◆ **GOAL**:
Extract every line below that contains the word "title".

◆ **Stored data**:
/---
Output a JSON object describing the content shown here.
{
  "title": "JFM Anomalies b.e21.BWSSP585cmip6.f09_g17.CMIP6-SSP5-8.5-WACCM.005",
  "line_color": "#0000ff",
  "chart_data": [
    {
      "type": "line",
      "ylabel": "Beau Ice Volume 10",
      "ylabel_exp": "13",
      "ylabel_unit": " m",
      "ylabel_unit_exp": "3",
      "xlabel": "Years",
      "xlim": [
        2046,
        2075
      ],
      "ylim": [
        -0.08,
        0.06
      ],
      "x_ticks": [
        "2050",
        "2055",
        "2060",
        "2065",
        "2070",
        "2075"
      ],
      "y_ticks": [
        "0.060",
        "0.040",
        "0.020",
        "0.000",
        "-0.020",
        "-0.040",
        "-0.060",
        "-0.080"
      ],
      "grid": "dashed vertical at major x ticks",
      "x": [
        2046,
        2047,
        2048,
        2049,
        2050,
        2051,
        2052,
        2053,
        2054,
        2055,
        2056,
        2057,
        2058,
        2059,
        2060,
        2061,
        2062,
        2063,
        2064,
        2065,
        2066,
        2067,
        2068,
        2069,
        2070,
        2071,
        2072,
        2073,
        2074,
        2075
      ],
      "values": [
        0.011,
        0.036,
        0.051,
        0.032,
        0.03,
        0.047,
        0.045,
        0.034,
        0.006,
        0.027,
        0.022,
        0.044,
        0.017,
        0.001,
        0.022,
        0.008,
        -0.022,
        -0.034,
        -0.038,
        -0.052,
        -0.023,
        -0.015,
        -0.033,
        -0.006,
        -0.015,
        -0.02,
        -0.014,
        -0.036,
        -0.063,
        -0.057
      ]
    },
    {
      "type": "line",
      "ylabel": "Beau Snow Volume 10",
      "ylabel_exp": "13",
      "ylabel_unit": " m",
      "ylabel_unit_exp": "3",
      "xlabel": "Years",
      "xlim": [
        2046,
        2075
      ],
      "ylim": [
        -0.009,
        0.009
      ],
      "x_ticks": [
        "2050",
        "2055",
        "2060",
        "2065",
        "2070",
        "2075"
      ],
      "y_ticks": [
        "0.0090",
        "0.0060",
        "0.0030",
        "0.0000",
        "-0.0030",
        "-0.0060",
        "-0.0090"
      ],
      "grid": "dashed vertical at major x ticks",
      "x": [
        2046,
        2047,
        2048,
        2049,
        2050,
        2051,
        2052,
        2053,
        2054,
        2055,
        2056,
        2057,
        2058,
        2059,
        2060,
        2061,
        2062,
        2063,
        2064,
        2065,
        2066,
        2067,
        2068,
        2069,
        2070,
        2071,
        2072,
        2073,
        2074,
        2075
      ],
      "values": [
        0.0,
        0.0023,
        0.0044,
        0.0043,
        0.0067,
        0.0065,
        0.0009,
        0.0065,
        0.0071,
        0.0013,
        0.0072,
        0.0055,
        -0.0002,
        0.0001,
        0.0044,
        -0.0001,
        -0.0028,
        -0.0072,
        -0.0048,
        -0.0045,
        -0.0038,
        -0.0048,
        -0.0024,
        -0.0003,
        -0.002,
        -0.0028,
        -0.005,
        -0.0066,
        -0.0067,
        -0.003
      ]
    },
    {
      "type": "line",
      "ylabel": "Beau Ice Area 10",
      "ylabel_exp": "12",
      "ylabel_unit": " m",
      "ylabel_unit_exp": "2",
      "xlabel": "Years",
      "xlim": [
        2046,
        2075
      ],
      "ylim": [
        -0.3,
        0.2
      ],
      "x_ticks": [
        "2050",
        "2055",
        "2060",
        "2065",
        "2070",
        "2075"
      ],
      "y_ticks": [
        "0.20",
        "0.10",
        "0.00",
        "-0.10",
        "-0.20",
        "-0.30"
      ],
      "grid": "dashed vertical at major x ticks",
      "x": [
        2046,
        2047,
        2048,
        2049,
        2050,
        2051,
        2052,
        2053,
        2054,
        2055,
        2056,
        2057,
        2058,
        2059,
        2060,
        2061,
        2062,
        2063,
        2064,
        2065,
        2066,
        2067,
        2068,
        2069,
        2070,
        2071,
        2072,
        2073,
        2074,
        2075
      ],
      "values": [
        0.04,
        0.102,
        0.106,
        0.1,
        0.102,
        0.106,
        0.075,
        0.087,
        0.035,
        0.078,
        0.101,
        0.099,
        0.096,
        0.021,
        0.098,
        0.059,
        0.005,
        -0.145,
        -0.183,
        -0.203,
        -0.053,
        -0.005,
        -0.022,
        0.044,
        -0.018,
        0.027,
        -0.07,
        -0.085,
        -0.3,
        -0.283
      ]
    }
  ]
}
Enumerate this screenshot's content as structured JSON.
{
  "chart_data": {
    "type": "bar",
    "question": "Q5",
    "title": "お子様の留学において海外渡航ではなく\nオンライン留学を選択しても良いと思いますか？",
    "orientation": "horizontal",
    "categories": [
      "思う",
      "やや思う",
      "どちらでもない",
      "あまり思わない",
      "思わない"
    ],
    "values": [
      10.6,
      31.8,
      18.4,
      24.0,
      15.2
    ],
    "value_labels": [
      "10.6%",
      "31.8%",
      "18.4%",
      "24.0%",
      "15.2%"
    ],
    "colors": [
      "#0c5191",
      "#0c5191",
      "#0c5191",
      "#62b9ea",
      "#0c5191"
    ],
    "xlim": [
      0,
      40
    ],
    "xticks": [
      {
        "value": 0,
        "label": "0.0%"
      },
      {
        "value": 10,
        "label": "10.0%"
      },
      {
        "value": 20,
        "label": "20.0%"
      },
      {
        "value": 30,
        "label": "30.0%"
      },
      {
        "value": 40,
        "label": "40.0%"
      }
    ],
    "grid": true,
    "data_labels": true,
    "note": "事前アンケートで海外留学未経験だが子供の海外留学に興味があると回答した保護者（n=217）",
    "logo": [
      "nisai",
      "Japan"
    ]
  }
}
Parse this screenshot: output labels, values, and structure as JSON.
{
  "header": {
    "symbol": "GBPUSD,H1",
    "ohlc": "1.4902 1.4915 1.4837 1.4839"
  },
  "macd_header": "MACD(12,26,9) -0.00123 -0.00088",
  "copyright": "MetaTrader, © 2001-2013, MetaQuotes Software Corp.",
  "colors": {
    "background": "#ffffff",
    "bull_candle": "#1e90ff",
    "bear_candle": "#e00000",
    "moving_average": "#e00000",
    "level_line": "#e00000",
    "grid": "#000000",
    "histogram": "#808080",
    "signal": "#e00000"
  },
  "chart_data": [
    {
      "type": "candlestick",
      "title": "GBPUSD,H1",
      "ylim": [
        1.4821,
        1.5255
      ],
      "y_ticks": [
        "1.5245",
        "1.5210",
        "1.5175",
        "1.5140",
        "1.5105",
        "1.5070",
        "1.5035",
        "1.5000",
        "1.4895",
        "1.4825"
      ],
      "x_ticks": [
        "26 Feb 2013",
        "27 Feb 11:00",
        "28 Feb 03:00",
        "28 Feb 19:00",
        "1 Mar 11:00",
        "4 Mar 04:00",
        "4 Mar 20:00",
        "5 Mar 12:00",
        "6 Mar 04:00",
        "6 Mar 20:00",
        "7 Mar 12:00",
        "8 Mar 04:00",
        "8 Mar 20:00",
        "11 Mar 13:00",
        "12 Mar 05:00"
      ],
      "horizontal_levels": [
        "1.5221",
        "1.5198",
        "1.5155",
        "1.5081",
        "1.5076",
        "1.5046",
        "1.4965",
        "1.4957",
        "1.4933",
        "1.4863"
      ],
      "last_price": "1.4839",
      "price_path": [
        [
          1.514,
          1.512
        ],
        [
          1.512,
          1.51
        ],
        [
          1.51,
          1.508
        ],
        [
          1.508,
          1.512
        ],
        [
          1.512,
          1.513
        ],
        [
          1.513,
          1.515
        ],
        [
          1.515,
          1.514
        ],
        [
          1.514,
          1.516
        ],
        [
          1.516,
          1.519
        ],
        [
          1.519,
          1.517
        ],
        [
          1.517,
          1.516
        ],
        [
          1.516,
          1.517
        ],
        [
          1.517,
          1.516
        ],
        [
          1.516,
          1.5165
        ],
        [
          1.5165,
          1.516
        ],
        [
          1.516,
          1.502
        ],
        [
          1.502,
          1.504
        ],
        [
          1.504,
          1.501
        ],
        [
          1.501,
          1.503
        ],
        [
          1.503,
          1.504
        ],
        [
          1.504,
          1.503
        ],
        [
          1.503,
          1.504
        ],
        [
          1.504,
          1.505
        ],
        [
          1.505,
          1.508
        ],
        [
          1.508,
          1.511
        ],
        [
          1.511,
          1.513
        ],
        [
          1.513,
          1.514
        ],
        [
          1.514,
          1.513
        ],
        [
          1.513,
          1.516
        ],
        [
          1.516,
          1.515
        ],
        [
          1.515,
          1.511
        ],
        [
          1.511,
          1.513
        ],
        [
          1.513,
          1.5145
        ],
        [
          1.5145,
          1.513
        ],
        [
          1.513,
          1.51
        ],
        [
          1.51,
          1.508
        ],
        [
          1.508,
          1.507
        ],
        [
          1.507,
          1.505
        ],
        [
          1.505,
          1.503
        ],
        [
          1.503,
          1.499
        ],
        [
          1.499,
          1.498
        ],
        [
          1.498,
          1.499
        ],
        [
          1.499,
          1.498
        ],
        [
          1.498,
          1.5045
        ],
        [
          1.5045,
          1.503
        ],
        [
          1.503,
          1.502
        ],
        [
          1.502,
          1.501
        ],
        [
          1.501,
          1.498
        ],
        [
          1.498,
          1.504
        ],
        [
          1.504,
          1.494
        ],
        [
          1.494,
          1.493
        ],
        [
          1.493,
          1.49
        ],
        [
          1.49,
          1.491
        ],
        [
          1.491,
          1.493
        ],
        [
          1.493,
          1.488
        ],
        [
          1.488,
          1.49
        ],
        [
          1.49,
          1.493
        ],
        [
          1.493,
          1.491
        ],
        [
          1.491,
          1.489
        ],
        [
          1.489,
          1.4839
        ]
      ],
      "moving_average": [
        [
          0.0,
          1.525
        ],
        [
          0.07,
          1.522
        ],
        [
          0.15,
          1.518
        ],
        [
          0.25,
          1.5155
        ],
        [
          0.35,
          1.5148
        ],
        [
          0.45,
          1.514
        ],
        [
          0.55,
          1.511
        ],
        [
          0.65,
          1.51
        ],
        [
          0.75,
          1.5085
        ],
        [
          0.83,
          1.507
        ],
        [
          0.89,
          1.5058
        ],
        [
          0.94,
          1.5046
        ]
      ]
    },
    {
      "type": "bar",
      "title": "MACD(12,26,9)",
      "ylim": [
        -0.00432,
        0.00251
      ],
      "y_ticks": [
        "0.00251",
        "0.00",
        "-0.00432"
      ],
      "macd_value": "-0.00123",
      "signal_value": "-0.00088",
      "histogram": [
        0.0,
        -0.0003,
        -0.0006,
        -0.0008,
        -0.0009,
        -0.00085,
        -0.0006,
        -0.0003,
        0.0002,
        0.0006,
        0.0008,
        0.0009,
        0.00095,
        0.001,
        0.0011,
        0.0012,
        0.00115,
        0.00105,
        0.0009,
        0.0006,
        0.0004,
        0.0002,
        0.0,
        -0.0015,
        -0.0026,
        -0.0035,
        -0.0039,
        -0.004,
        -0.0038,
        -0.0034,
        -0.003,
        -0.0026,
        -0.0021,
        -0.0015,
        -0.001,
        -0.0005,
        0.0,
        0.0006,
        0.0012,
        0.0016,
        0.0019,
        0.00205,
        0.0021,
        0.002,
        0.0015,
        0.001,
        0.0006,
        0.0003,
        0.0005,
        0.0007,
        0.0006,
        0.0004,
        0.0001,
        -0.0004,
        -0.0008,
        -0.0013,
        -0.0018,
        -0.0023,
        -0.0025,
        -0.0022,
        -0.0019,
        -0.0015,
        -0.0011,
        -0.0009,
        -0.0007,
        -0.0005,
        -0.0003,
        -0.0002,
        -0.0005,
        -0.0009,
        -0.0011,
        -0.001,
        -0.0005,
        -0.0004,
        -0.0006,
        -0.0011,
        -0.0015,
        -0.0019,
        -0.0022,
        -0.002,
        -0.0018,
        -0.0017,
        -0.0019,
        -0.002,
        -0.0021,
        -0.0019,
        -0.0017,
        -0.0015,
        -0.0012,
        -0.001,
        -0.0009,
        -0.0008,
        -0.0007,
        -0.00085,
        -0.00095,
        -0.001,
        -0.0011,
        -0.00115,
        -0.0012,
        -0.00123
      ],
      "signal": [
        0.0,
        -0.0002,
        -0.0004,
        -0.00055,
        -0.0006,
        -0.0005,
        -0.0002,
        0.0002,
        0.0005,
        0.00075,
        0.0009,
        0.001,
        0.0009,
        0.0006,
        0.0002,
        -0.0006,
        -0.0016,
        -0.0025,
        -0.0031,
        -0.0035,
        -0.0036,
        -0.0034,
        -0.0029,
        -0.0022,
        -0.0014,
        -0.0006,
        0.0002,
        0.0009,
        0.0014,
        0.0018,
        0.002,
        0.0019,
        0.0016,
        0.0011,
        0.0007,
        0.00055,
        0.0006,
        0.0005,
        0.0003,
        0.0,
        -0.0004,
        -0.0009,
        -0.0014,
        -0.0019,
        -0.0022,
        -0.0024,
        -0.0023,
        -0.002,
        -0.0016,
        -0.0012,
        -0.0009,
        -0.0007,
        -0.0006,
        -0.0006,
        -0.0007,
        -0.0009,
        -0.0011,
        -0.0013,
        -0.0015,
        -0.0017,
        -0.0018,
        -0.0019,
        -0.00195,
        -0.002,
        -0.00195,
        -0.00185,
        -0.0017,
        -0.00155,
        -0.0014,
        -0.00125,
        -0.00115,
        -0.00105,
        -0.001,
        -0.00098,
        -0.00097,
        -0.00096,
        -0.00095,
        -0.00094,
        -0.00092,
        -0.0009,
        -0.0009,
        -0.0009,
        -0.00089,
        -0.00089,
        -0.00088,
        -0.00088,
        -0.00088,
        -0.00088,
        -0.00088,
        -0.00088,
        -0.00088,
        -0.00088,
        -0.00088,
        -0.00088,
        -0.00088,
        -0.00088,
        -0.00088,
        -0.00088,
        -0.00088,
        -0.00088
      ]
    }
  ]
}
\---
◆ **SOLUTION**:
  "title": "JFM Anomalies b.e21.BWSSP585cmip6.f09_g17.CMIP6-SSP5-8.5-WACCM.005",
    "title": "お子様の留学において海外渡航ではなく\nオンライン留学を選択しても良いと思いますか？",
      "title": "GBPUSD,H1",
      "title": "MACD(12,26,9)",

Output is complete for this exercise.